- STORED ROWS -
----

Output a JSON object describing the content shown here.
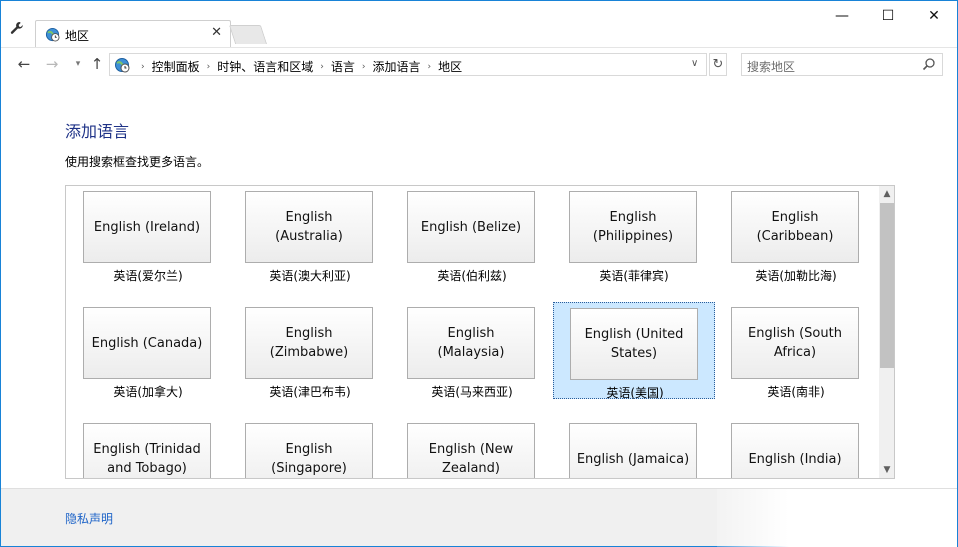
{
  "titlebar": {
    "tab_title": "地区",
    "close_glyph": "✕",
    "minimize_glyph": "—",
    "maximize_glyph": "☐",
    "window_close_glyph": "✕"
  },
  "navbar": {
    "back_glyph": "←",
    "forward_glyph": "→",
    "recent_glyph": "▾",
    "up_glyph": "↑",
    "breadcrumbs": [
      "控制面板",
      "时钟、语言和区域",
      "语言",
      "添加语言",
      "地区"
    ],
    "dropdown_glyph": "∨",
    "refresh_glyph": "↻",
    "search_placeholder": "搜索地区"
  },
  "main": {
    "heading": "添加语言",
    "instruction": "使用搜索框查找更多语言。",
    "languages": [
      {
        "name": "English (Ireland)",
        "label": "英语(爱尔兰)",
        "selected": false
      },
      {
        "name": "English (Australia)",
        "label": "英语(澳大利亚)",
        "selected": false
      },
      {
        "name": "English (Belize)",
        "label": "英语(伯利兹)",
        "selected": false
      },
      {
        "name": "English (Philippines)",
        "label": "英语(菲律宾)",
        "selected": false
      },
      {
        "name": "English (Caribbean)",
        "label": "英语(加勒比海)",
        "selected": false
      },
      {
        "name": "English (Canada)",
        "label": "英语(加拿大)",
        "selected": false
      },
      {
        "name": "English (Zimbabwe)",
        "label": "英语(津巴布韦)",
        "selected": false
      },
      {
        "name": "English (Malaysia)",
        "label": "英语(马来西亚)",
        "selected": false
      },
      {
        "name": "English (United States)",
        "label": "英语(美国)",
        "selected": true
      },
      {
        "name": "English (South Africa)",
        "label": "英语(南非)",
        "selected": false
      },
      {
        "name": "English (Trinidad and Tobago)",
        "label": "",
        "selected": false
      },
      {
        "name": "English (Singapore)",
        "label": "",
        "selected": false
      },
      {
        "name": "English (New Zealand)",
        "label": "",
        "selected": false
      },
      {
        "name": "English (Jamaica)",
        "label": "",
        "selected": false
      },
      {
        "name": "English (India)",
        "label": "",
        "selected": false
      }
    ],
    "scroll_up_glyph": "▲",
    "scroll_down_glyph": "▼"
  },
  "footer": {
    "privacy_link": "隐私声明"
  },
  "colors": {
    "accent_border": "#1883d7",
    "heading": "#1e3287",
    "link": "#1e64c8",
    "selection": "#cce8ff"
  },
  "icons": {
    "settings": "wrench-icon",
    "tab": "globe-clock-icon",
    "address": "globe-clock-icon",
    "search": "magnifier-icon"
  }
}
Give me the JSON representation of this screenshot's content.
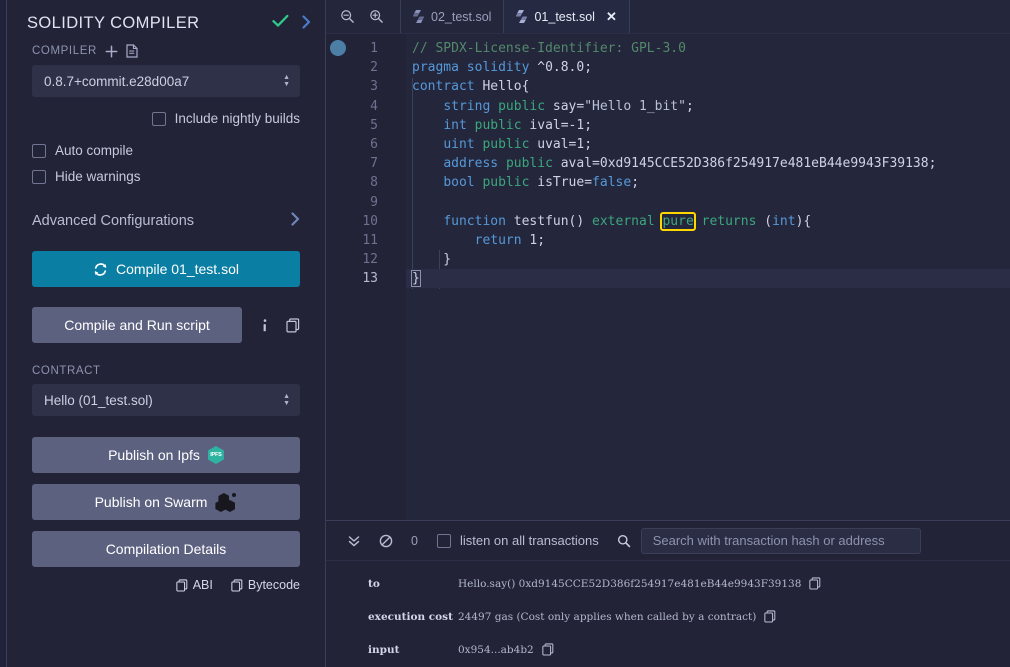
{
  "compiler_panel": {
    "title": "SOLIDITY COMPILER",
    "header_icons": {
      "check": "check-icon",
      "chevron": "chevron-right-icon"
    },
    "compiler_label": "COMPILER",
    "compiler_add_icon": "plus-icon",
    "compiler_file_icon": "file-icon",
    "compiler_version": "0.8.7+commit.e28d00a7",
    "include_nightly_label": "Include nightly builds",
    "auto_compile_label": "Auto compile",
    "hide_warnings_label": "Hide warnings",
    "advanced_label": "Advanced Configurations",
    "compile_button": "Compile 01_test.sol",
    "compile_refresh_icon": "refresh-icon",
    "compile_run_button": "Compile and Run script",
    "info_icon": "info-icon",
    "copy_icon": "copy-icon",
    "contract_label": "CONTRACT",
    "contract_value": "Hello (01_test.sol)",
    "publish_ipfs": "Publish on Ipfs",
    "ipfs_badge_text": "IPFS",
    "publish_swarm": "Publish on Swarm",
    "compilation_details": "Compilation Details",
    "abi_label": "ABI",
    "bytecode_label": "Bytecode",
    "accent_primary": "#0b7ea3",
    "accent_secondary": "#5d6180",
    "accent_check": "#30c88b"
  },
  "tabbar": {
    "zoom_out_icon": "zoom-out-icon",
    "zoom_in_icon": "zoom-in-icon",
    "tabs": [
      {
        "label": "02_test.sol",
        "icon": "solidity-icon",
        "active": false,
        "closable": false
      },
      {
        "label": "01_test.sol",
        "icon": "solidity-icon",
        "active": true,
        "closable": true
      }
    ],
    "close_icon": "close-icon"
  },
  "editor": {
    "line_numbers": [
      "1",
      "2",
      "3",
      "4",
      "5",
      "6",
      "7",
      "8",
      "9",
      "10",
      "11",
      "12",
      "13"
    ],
    "current_line": "13",
    "fold_lines": [
      "3",
      "10"
    ],
    "lines": [
      {
        "n": "1",
        "tokens": [
          {
            "t": "// SPDX-License-Identifier: GPL-3.0",
            "c": "com"
          }
        ]
      },
      {
        "n": "2",
        "tokens": [
          {
            "t": "pragma",
            "c": "kw"
          },
          {
            "t": " ",
            "c": "pl"
          },
          {
            "t": "solidity",
            "c": "kw"
          },
          {
            "t": " ^0.8.0;",
            "c": "pl"
          }
        ]
      },
      {
        "n": "3",
        "tokens": [
          {
            "t": "contract",
            "c": "kw"
          },
          {
            "t": " Hello",
            "c": "pl"
          },
          {
            "t": "{",
            "c": "pl"
          }
        ]
      },
      {
        "n": "4",
        "tokens": [
          {
            "t": "    ",
            "c": "pl"
          },
          {
            "t": "string",
            "c": "kw"
          },
          {
            "t": " ",
            "c": "pl"
          },
          {
            "t": "public",
            "c": "kw2"
          },
          {
            "t": " say=",
            "c": "pl"
          },
          {
            "t": "\"Hello 1_bit\"",
            "c": "str"
          },
          {
            "t": ";",
            "c": "pl"
          }
        ]
      },
      {
        "n": "5",
        "tokens": [
          {
            "t": "    ",
            "c": "pl"
          },
          {
            "t": "int",
            "c": "kw"
          },
          {
            "t": " ",
            "c": "pl"
          },
          {
            "t": "public",
            "c": "kw2"
          },
          {
            "t": " ival=-1;",
            "c": "pl"
          }
        ]
      },
      {
        "n": "6",
        "tokens": [
          {
            "t": "    ",
            "c": "pl"
          },
          {
            "t": "uint",
            "c": "kw"
          },
          {
            "t": " ",
            "c": "pl"
          },
          {
            "t": "public",
            "c": "kw2"
          },
          {
            "t": " uval=1;",
            "c": "pl"
          }
        ]
      },
      {
        "n": "7",
        "tokens": [
          {
            "t": "    ",
            "c": "pl"
          },
          {
            "t": "address",
            "c": "kw"
          },
          {
            "t": " ",
            "c": "pl"
          },
          {
            "t": "public",
            "c": "kw2"
          },
          {
            "t": " aval=0xd9145CCE52D386f254917e481eB44e9943F39138;",
            "c": "pl"
          }
        ]
      },
      {
        "n": "8",
        "tokens": [
          {
            "t": "    ",
            "c": "pl"
          },
          {
            "t": "bool",
            "c": "kw"
          },
          {
            "t": " ",
            "c": "pl"
          },
          {
            "t": "public",
            "c": "kw2"
          },
          {
            "t": " isTrue=",
            "c": "pl"
          },
          {
            "t": "false",
            "c": "kw"
          },
          {
            "t": ";",
            "c": "pl"
          }
        ]
      },
      {
        "n": "9",
        "tokens": [
          {
            "t": "",
            "c": "pl"
          }
        ]
      },
      {
        "n": "10",
        "tokens": [
          {
            "t": "    ",
            "c": "pl"
          },
          {
            "t": "function",
            "c": "kw"
          },
          {
            "t": " testfun() ",
            "c": "pl"
          },
          {
            "t": "external",
            "c": "kw2"
          },
          {
            "t": " ",
            "c": "pl"
          },
          {
            "t": "pure",
            "c": "kw2 hl-box"
          },
          {
            "t": " ",
            "c": "pl"
          },
          {
            "t": "returns",
            "c": "kw2"
          },
          {
            "t": " (",
            "c": "pl"
          },
          {
            "t": "int",
            "c": "kw"
          },
          {
            "t": "){",
            "c": "pl"
          }
        ]
      },
      {
        "n": "11",
        "tokens": [
          {
            "t": "        ",
            "c": "pl"
          },
          {
            "t": "return",
            "c": "kw"
          },
          {
            "t": " 1;",
            "c": "pl"
          }
        ]
      },
      {
        "n": "12",
        "tokens": [
          {
            "t": "    }",
            "c": "pl"
          }
        ]
      },
      {
        "n": "13",
        "tokens": [
          {
            "t": "}",
            "c": "pl cursor-box"
          }
        ]
      }
    ],
    "highlight_token": "pure",
    "highlight_color": "#ffd700"
  },
  "terminal": {
    "collapse_icon": "chevrons-down-icon",
    "clear_icon": "ban-icon",
    "count": "0",
    "listen_label": "listen on all transactions",
    "search_icon": "search-icon",
    "search_placeholder": "Search with transaction hash or address",
    "search_value": "",
    "rows": [
      {
        "key": "to",
        "value": "Hello.say() 0xd9145CCE52D386f254917e481eB44e9943F39138",
        "copy_icon": "copy-icon"
      },
      {
        "key": "execution cost",
        "value": "24497 gas (Cost only applies when called by a contract)",
        "copy_icon": "copy-icon"
      },
      {
        "key": "input",
        "value": "0x954...ab4b2",
        "copy_icon": "copy-icon"
      }
    ]
  }
}
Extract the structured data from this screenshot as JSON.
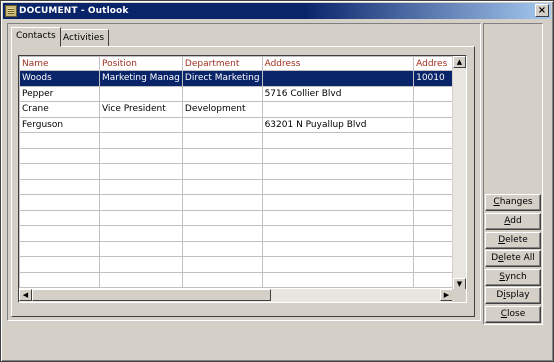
{
  "window": {
    "title": "DOCUMENT - Outlook",
    "close_label": "×"
  },
  "tabs": [
    {
      "label": "Contacts",
      "active": true
    },
    {
      "label": "Activities",
      "active": false
    }
  ],
  "table": {
    "columns": [
      "Name",
      "Position",
      "Department",
      "Address",
      "Addres"
    ],
    "rows": [
      [
        "Woods",
        "Marketing Manag",
        "Direct Marketing",
        "",
        "10010"
      ],
      [
        "Pepper",
        "",
        "",
        "5716 Collier Blvd",
        ""
      ],
      [
        "Crane",
        "Vice President",
        "Development",
        "",
        ""
      ],
      [
        "Ferguson",
        "",
        "",
        "63201 N Puyallup Blvd",
        ""
      ]
    ],
    "selected_row": 0,
    "empty_rows": 10
  },
  "buttons": [
    {
      "label": "Changes",
      "key": "C"
    },
    {
      "label": "Add",
      "key": "A"
    },
    {
      "label": "Delete",
      "key": "D"
    },
    {
      "label": "Delete All",
      "key": "e"
    },
    {
      "label": "Synch",
      "key": "S"
    },
    {
      "label": "Display",
      "key": "i"
    },
    {
      "label": "Close",
      "key": "C"
    }
  ],
  "colors": {
    "titlebar": "#0a246a",
    "selection": "#0a246a",
    "header_text": "#a03020"
  }
}
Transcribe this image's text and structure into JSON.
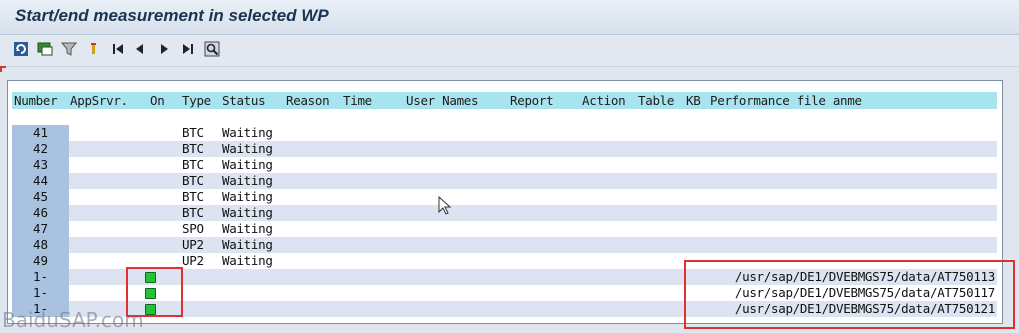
{
  "window": {
    "title": "Start/end measurement in selected WP"
  },
  "toolbar": {
    "buttons": [
      {
        "name": "refresh-icon"
      },
      {
        "name": "display-icon"
      },
      {
        "name": "filter-icon"
      },
      {
        "name": "marker-icon"
      },
      {
        "name": "first-page-icon"
      },
      {
        "name": "previous-page-icon"
      },
      {
        "name": "next-page-icon"
      },
      {
        "name": "last-page-icon"
      },
      {
        "name": "find-icon"
      }
    ]
  },
  "table": {
    "headers": {
      "number": "Number",
      "appsrvr": "AppSrvr.",
      "on": "On",
      "type": "Type",
      "status": "Status",
      "reason": "Reason",
      "time": "Time",
      "user_names": "User Names",
      "report": "Report",
      "action": "Action",
      "table": "Table",
      "kb": "KB",
      "perf_file": "Performance file anme"
    },
    "rows": [
      {
        "number": "41",
        "type": "BTC",
        "status": "Waiting",
        "on": false,
        "file": ""
      },
      {
        "number": "42",
        "type": "BTC",
        "status": "Waiting",
        "on": false,
        "file": ""
      },
      {
        "number": "43",
        "type": "BTC",
        "status": "Waiting",
        "on": false,
        "file": ""
      },
      {
        "number": "44",
        "type": "BTC",
        "status": "Waiting",
        "on": false,
        "file": ""
      },
      {
        "number": "45",
        "type": "BTC",
        "status": "Waiting",
        "on": false,
        "file": ""
      },
      {
        "number": "46",
        "type": "BTC",
        "status": "Waiting",
        "on": false,
        "file": ""
      },
      {
        "number": "47",
        "type": "SPO",
        "status": "Waiting",
        "on": false,
        "file": ""
      },
      {
        "number": "48",
        "type": "UP2",
        "status": "Waiting",
        "on": false,
        "file": ""
      },
      {
        "number": "49",
        "type": "UP2",
        "status": "Waiting",
        "on": false,
        "file": ""
      },
      {
        "number": "1-",
        "type": "",
        "status": "",
        "on": true,
        "file": "/usr/sap/DE1/DVEBMGS75/data/AT750113"
      },
      {
        "number": "1-",
        "type": "",
        "status": "",
        "on": true,
        "file": "/usr/sap/DE1/DVEBMGS75/data/AT750117"
      },
      {
        "number": "1-",
        "type": "",
        "status": "",
        "on": true,
        "file": "/usr/sap/DE1/DVEBMGS75/data/AT750121"
      }
    ]
  },
  "watermark": "BaiduSAP.com",
  "colors": {
    "on_indicator": "#22c43a",
    "highlight_box": "#e03030",
    "header_bg": "#a8e4ef"
  }
}
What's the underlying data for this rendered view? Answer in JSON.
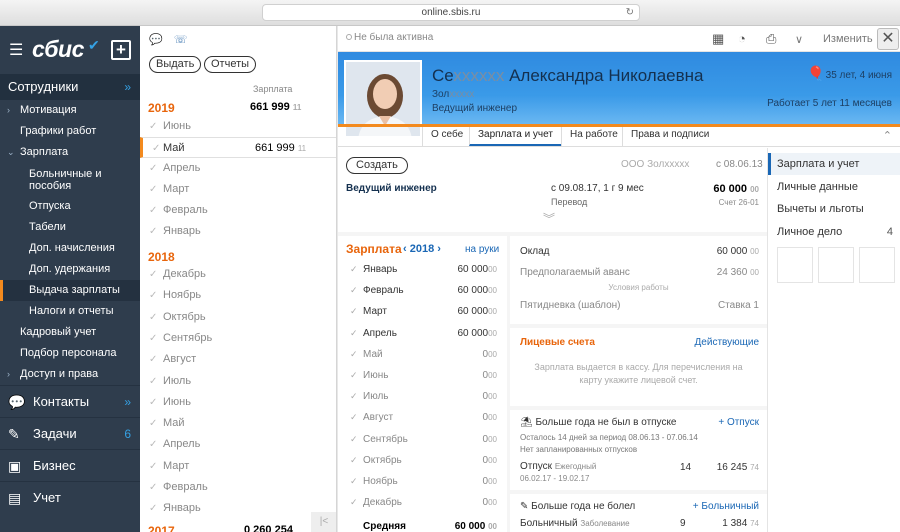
{
  "browser": {
    "url": "online.sbis.ru"
  },
  "nav": {
    "logo": "сбис",
    "section": "Сотрудники",
    "items": [
      {
        "label": "Мотивация",
        "arrow": true
      },
      {
        "label": "Графики работ",
        "arrow": false
      },
      {
        "label": "Зарплата",
        "arrow": true,
        "open": true
      },
      {
        "label": "Больничные и пособия",
        "sub": true,
        "wrap": true
      },
      {
        "label": "Отпуска",
        "sub": true
      },
      {
        "label": "Табели",
        "sub": true
      },
      {
        "label": "Доп. начисления",
        "sub": true
      },
      {
        "label": "Доп. удержания",
        "sub": true
      },
      {
        "label": "Выдача зарплаты",
        "sub": true,
        "active": true
      },
      {
        "label": "Налоги и отчеты",
        "sub": true
      },
      {
        "label": "Кадровый учет",
        "arrow": false
      },
      {
        "label": "Подбор персонала",
        "arrow": false
      },
      {
        "label": "Доступ и права",
        "arrow": true
      }
    ],
    "big": [
      {
        "label": "Контакты",
        "badge": "»"
      },
      {
        "label": "Задачи",
        "badge": "6"
      },
      {
        "label": "Бизнес",
        "badge": ""
      },
      {
        "label": "Учет",
        "badge": ""
      }
    ]
  },
  "col2": {
    "btn_issue": "Выдать",
    "btn_reports": "Отчеты",
    "col_head": "Зарплата",
    "year2019": "2019",
    "year2019_total": "661 999",
    "year2019_dec": "11",
    "months2019": [
      "Июнь",
      "Май",
      "Апрель",
      "Март",
      "Февраль",
      "Январь"
    ],
    "may_value": "661 999",
    "may_dec": "11",
    "year2018": "2018",
    "months2018": [
      "Декабрь",
      "Ноябрь",
      "Октябрь",
      "Сентябрь",
      "Август",
      "Июль",
      "Июнь",
      "Май",
      "Апрель",
      "Март",
      "Февраль",
      "Январь"
    ],
    "year2017": "2017",
    "year2017_total": "0 260 254"
  },
  "main": {
    "status": "Не была активна",
    "edit": "Изменить",
    "name_prefix": "Се",
    "name_masked": "хххххх",
    "name_rest": "Александра Николаевна",
    "org": "Зол",
    "org_masked": "ххххх",
    "position": "Ведущий инженер",
    "age": "35 лет, 4 июня",
    "worked": "Работает 5 лет 11 месяцев",
    "tabs": [
      "О себе",
      "Зарплата и учет",
      "На работе",
      "Права и подписи"
    ],
    "create": "Создать",
    "employer": "ООО Зол",
    "employer_masked": "ххххх",
    "employer_since": "с 08.06.13",
    "pos_title": "Ведущий инженер",
    "pos_date": "с 09.08.17, 1 г 9 мес",
    "pos_type": "Перевод",
    "pos_sum": "60 000",
    "pos_sum_dec": "00",
    "pos_account": "Счет 26-01",
    "zp_title": "Зарплата",
    "zp_year": "2018",
    "zp_hands": "на руки",
    "zp_rows": [
      {
        "month": "Январь",
        "value": "60 000",
        "dec": "00",
        "done": true
      },
      {
        "month": "Февраль",
        "value": "60 000",
        "dec": "00",
        "done": true
      },
      {
        "month": "Март",
        "value": "60 000",
        "dec": "00",
        "done": true
      },
      {
        "month": "Апрель",
        "value": "60 000",
        "dec": "00",
        "done": true
      },
      {
        "month": "Май",
        "value": "0",
        "dec": "00",
        "done": false
      },
      {
        "month": "Июнь",
        "value": "0",
        "dec": "00",
        "done": false
      },
      {
        "month": "Июль",
        "value": "0",
        "dec": "00",
        "done": false
      },
      {
        "month": "Август",
        "value": "0",
        "dec": "00",
        "done": false
      },
      {
        "month": "Сентябрь",
        "value": "0",
        "dec": "00",
        "done": false
      },
      {
        "month": "Октябрь",
        "value": "0",
        "dec": "00",
        "done": false
      },
      {
        "month": "Ноябрь",
        "value": "0",
        "dec": "00",
        "done": false
      },
      {
        "month": "Декабрь",
        "value": "0",
        "dec": "00",
        "done": false
      }
    ],
    "zp_total_label": "Средняя",
    "zp_total_value": "60 000",
    "zp_total_dec": "00",
    "oklad_label": "Оклад",
    "oklad_value": "60 000",
    "oklad_dec": "00",
    "advance_label": "Предполагаемый аванс",
    "advance_value": "24 360",
    "advance_dec": "00",
    "conditions": "Условия работы",
    "schedule_label": "Пятидневка (шаблон)",
    "schedule_rate": "Ставка 1",
    "acc_title": "Лицевые счета",
    "acc_link": "Действующие",
    "acc_note": "Зарплата выдается в кассу. Для перечисления на карту укажите лицевой счет.",
    "vac_title": "Больше года не был в отпуске",
    "vac_add": "Отпуск",
    "vac_left": "Осталось 14 дней за период 08.06.13 - 07.06.14",
    "vac_planned": "Нет запланированных отпусков",
    "vac_row": "Отпуск",
    "vac_kind": "Ежегодный",
    "vac_period": "06.02.17 - 19.02.17",
    "vac_days": "14",
    "vac_sum": "16 245",
    "vac_sum_dec": "74",
    "ill_title": "Больше года не болел",
    "ill_add": "Больничный",
    "ill_row": "Больничный",
    "ill_kind": "Заболевание",
    "ill_days": "9",
    "ill_sum": "1 384",
    "ill_sum_dec": "74",
    "right_items": [
      {
        "label": "Зарплата и учет",
        "count": ""
      },
      {
        "label": "Личные данные",
        "count": ""
      },
      {
        "label": "Вычеты и льготы",
        "count": ""
      },
      {
        "label": "Личное дело",
        "count": "4"
      }
    ]
  },
  "colors": {
    "nav_bg": "#2f3d4d",
    "accent": "#f38a1e",
    "link": "#1a67b5",
    "header_blue": "#3a9ae8"
  }
}
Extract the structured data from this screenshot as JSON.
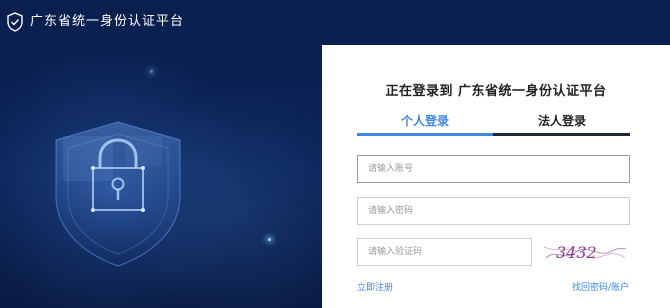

----

- YOUR TASK -
In the records above, find each line holding "active" and copy it.

- RESPONSE -
        "active": false,
        "active": true,
      "active": true
      "active": false
        "active": true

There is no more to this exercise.